- **LISTED RECORDS**:
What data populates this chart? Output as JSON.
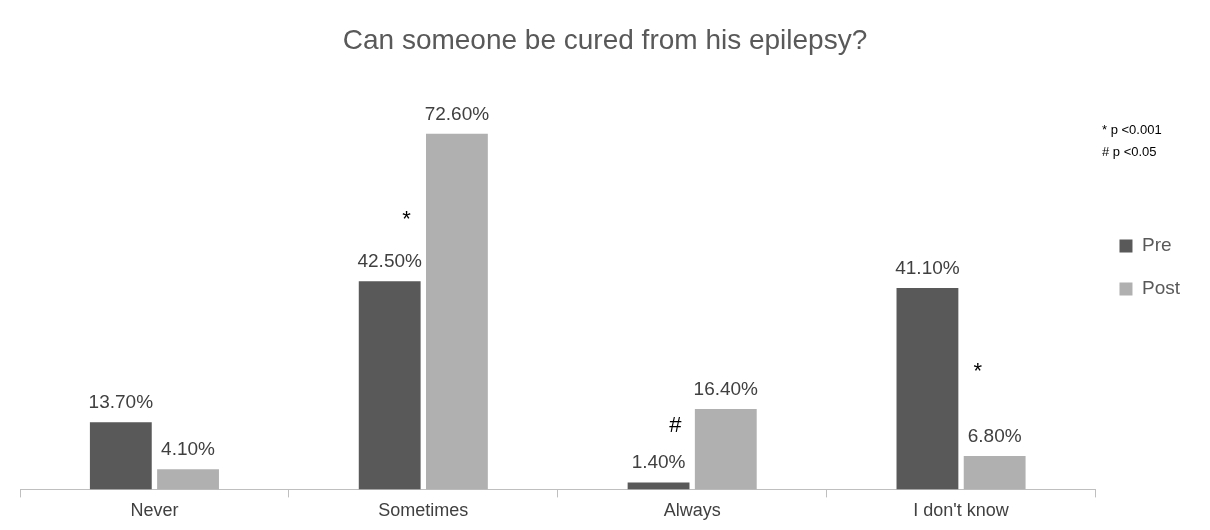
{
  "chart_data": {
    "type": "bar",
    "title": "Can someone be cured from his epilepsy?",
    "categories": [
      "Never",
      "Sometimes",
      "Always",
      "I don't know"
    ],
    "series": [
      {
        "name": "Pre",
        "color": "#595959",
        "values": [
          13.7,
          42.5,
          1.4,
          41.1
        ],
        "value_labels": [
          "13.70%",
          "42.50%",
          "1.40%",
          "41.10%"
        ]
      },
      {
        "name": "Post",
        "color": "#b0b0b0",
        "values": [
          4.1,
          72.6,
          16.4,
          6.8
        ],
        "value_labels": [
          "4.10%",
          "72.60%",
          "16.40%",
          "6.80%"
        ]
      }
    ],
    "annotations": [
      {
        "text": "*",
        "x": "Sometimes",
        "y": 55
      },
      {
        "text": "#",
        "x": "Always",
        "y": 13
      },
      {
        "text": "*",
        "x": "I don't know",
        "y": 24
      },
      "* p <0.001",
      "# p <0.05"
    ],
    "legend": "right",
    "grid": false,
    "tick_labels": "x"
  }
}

...

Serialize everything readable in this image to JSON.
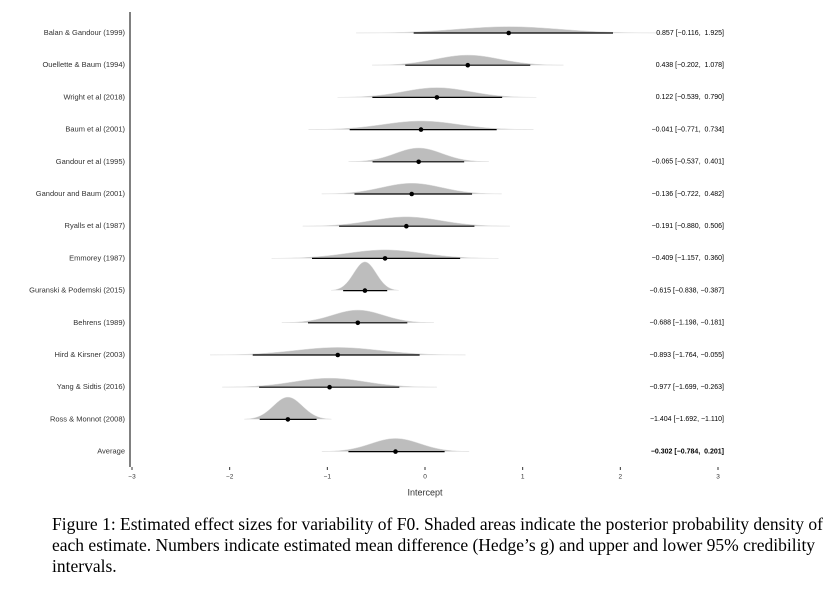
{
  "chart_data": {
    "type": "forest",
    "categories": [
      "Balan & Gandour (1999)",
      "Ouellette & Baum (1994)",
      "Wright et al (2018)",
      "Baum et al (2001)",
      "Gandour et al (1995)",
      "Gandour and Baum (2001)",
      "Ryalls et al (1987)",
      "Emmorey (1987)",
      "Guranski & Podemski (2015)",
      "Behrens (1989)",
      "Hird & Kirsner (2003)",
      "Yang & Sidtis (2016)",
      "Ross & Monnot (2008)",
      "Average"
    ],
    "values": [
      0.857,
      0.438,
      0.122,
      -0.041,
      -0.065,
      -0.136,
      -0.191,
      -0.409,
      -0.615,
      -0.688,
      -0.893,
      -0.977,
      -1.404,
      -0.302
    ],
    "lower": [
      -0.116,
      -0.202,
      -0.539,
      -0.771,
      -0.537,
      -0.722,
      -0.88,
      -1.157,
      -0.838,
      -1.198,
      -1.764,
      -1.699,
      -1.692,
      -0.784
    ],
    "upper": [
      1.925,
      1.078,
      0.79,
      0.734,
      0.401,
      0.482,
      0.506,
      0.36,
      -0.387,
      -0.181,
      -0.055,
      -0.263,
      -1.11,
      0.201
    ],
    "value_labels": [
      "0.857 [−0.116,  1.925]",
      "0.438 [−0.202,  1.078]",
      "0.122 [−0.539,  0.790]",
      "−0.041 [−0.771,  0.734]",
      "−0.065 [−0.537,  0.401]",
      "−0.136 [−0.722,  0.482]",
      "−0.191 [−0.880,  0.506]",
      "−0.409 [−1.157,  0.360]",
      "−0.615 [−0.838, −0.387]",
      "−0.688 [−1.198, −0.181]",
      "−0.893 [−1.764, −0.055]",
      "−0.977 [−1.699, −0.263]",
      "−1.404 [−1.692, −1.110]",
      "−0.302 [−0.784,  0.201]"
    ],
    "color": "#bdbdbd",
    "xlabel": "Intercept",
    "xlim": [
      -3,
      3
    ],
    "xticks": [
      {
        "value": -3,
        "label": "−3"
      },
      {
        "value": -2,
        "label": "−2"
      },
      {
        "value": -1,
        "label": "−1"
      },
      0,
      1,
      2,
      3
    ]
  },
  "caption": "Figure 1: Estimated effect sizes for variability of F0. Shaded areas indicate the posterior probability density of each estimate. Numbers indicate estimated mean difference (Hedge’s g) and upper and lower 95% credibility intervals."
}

...

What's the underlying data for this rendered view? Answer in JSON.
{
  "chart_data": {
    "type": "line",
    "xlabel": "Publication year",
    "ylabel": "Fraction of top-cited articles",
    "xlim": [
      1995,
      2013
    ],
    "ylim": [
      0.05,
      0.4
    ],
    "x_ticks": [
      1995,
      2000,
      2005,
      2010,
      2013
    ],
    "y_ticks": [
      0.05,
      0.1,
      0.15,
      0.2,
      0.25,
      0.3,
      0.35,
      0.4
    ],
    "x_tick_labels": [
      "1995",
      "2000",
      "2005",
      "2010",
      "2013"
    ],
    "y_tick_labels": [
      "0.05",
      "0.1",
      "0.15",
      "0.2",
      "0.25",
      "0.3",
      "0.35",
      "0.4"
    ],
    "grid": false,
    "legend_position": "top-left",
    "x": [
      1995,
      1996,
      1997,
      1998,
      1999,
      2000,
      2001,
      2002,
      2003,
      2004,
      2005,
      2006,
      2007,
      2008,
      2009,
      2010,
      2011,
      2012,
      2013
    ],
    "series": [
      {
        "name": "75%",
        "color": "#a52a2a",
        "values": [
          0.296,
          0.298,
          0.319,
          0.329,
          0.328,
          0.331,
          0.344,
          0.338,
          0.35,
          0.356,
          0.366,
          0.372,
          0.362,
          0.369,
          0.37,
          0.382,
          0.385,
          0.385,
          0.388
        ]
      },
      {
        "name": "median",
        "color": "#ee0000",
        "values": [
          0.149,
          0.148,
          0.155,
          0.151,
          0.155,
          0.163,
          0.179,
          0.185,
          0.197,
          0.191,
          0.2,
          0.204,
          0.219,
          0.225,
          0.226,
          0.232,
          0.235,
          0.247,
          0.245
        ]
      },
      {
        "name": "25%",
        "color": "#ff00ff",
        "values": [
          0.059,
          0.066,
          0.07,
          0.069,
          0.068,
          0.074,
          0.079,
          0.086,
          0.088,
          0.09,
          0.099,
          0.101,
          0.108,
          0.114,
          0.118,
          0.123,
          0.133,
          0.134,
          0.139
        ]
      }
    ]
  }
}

- **WHAT NEEDS TO BE DONE**: Look through the data above. Each line containing the word "Gandour" needs to be copied.

- **SOLUTION FOR THIS TASK**:
      "Balan & Gandour (1999)",
      "Gandour et al (1995)",
      "Gandour and Baum (2001)",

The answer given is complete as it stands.